(Excerpts from a figure dataset)
⟨

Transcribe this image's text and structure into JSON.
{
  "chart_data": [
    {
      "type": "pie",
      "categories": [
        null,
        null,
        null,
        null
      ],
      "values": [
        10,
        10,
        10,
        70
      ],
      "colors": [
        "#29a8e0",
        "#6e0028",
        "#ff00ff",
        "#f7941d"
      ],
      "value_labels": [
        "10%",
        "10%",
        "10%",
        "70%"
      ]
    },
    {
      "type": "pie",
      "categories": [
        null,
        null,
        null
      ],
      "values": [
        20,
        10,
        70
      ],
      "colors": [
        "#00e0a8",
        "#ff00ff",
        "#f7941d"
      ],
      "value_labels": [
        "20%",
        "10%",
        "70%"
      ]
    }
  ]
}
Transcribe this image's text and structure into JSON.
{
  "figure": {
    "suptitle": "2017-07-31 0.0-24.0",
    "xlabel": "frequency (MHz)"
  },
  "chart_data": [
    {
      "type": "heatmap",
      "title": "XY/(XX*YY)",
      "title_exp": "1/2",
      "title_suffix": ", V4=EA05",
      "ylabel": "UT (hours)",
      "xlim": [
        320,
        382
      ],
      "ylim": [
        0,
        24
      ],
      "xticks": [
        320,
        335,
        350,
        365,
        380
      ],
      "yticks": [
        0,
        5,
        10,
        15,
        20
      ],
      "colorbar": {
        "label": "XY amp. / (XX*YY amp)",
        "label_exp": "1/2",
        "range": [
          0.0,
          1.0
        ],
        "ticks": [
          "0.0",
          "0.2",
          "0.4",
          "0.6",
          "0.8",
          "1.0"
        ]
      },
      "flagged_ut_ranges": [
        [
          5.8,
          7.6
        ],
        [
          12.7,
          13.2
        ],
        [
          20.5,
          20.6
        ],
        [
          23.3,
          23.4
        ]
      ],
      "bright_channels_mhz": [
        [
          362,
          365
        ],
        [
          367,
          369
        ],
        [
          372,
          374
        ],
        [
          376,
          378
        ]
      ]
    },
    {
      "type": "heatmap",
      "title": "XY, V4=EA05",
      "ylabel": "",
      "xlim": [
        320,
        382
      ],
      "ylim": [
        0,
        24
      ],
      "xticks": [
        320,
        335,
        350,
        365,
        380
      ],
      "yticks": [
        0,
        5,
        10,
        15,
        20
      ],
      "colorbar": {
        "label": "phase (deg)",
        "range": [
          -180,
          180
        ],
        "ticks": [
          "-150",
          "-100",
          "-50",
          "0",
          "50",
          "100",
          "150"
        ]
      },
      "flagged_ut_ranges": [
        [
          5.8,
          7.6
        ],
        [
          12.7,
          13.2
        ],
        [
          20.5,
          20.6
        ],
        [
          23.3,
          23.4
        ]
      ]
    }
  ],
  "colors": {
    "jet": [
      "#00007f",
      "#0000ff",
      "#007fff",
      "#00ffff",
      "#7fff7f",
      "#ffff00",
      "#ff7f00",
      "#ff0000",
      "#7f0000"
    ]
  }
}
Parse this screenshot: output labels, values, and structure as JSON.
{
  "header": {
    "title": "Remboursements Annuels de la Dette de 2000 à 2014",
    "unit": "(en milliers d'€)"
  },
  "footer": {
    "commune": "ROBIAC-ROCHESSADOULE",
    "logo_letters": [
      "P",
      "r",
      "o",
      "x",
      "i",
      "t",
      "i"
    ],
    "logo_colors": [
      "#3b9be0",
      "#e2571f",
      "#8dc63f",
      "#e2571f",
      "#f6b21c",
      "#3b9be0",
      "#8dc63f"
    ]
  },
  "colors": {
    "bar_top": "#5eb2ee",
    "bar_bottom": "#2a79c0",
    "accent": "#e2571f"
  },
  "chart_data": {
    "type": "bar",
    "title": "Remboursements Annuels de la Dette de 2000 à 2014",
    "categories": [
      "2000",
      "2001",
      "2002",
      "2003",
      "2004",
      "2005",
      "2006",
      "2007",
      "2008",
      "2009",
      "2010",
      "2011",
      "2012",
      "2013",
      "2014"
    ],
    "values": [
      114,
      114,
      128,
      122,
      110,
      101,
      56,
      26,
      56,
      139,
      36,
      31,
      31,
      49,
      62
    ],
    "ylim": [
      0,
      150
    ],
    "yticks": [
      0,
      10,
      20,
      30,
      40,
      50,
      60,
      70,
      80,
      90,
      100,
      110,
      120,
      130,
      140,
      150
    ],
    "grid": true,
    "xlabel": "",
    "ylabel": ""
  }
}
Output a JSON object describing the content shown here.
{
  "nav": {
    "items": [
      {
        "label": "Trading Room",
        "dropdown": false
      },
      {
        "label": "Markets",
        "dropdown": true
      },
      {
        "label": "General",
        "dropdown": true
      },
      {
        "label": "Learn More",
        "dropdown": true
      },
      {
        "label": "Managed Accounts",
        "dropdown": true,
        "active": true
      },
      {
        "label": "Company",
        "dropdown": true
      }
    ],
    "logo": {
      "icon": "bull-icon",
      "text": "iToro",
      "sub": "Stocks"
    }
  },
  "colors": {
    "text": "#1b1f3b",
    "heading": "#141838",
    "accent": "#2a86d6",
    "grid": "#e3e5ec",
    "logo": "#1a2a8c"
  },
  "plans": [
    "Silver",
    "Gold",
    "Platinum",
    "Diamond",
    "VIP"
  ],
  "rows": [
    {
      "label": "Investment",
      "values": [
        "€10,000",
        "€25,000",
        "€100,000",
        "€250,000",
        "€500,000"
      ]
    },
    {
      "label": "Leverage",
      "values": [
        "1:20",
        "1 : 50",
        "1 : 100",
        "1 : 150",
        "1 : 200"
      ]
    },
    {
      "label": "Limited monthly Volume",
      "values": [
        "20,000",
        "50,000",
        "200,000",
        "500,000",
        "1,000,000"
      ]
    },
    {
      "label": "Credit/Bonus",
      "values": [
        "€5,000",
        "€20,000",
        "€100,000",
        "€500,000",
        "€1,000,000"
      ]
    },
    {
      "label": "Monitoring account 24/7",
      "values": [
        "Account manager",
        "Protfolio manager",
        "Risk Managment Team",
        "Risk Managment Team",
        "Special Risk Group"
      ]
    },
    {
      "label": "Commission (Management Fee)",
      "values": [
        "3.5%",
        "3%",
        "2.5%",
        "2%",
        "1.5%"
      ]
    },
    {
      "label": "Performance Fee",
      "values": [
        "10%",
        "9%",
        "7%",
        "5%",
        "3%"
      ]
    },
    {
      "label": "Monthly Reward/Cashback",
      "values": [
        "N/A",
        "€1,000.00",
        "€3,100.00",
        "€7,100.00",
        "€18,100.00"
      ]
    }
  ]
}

⟩

AIM OF THE TASK => Among the lines above, count those containing the word "JSON" and give nothing but the result.

COMPLETED TASK => 4